== TASK ==
Could you copy every line from the material below in which "color" appears?
— Start —
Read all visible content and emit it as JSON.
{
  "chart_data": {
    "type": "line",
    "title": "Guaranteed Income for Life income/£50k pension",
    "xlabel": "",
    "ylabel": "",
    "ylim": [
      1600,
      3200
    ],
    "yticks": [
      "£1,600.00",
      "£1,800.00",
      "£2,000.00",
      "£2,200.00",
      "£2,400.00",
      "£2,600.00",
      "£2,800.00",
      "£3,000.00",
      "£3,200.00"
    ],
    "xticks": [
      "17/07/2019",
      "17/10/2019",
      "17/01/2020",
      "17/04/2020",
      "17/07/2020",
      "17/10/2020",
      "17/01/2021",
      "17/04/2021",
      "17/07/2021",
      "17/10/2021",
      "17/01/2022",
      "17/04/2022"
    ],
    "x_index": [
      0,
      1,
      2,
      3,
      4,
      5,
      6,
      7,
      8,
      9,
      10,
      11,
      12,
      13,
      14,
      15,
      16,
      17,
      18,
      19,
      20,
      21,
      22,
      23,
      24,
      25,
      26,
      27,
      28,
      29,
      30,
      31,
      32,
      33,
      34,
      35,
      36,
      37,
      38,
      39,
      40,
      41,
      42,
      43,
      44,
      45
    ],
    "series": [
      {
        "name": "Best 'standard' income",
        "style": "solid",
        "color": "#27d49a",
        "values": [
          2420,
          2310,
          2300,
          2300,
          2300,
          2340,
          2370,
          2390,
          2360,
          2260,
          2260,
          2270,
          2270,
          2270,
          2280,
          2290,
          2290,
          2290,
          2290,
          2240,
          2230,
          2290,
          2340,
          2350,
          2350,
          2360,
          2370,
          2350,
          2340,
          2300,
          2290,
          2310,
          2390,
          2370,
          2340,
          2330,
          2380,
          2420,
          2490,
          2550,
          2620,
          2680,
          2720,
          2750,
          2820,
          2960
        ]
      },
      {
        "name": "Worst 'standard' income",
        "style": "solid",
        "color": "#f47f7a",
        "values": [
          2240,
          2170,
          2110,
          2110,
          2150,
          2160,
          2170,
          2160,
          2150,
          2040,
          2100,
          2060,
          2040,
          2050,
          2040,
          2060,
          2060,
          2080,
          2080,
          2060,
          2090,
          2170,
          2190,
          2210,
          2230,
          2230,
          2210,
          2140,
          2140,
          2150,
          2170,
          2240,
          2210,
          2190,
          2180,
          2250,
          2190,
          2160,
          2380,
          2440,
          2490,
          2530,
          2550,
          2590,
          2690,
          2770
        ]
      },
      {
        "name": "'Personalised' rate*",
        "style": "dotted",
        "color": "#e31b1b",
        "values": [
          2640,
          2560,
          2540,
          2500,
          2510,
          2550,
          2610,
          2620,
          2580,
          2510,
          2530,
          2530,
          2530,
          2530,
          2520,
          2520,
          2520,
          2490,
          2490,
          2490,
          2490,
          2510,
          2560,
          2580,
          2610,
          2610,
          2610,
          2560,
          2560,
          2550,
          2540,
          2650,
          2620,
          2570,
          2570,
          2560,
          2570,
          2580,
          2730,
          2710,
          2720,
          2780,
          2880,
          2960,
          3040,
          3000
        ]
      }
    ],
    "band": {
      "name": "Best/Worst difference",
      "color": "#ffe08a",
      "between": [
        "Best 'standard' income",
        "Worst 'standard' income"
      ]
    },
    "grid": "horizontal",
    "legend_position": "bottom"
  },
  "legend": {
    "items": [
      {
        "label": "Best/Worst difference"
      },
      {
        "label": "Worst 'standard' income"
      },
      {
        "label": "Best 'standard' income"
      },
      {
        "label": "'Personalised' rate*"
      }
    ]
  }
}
— End —
== TASK RESULT ==
        "color": "#27d49a",
        "color": "#f47f7a",
        "color": "#e31b1b",
      "color": "#ffe08a",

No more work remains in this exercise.